### TASK BRIEF
Transcribe every line of the records verbatim.
>>>
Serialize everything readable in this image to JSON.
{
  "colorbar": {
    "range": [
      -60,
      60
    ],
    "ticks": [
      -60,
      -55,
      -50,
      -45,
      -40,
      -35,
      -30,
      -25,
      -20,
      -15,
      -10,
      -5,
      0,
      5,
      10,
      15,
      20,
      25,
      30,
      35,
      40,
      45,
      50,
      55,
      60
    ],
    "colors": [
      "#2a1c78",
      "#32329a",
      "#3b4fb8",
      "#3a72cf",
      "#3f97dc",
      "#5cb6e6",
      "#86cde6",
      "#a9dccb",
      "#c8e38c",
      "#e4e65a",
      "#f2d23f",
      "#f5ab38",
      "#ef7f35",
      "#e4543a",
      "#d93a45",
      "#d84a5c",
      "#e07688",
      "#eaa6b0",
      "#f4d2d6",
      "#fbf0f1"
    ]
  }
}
<<<
### THE REPLY
Serialize everything readable in this image to JSON.
{
  "colorbar": {
    "range": [
      -60,
      60
    ],
    "ticks": [
      -60,
      -55,
      -50,
      -45,
      -40,
      -35,
      -30,
      -25,
      -20,
      -15,
      -10,
      -5,
      0,
      5,
      10,
      15,
      20,
      25,
      30,
      35,
      40,
      45,
      50,
      55,
      60
    ],
    "colors": [
      "#2a1c78",
      "#32329a",
      "#3b4fb8",
      "#3a72cf",
      "#3f97dc",
      "#5cb6e6",
      "#86cde6",
      "#a9dccb",
      "#c8e38c",
      "#e4e65a",
      "#f2d23f",
      "#f5ab38",
      "#ef7f35",
      "#e4543a",
      "#d93a45",
      "#d84a5c",
      "#e07688",
      "#eaa6b0",
      "#f4d2d6",
      "#fbf0f1"
    ]
  }
}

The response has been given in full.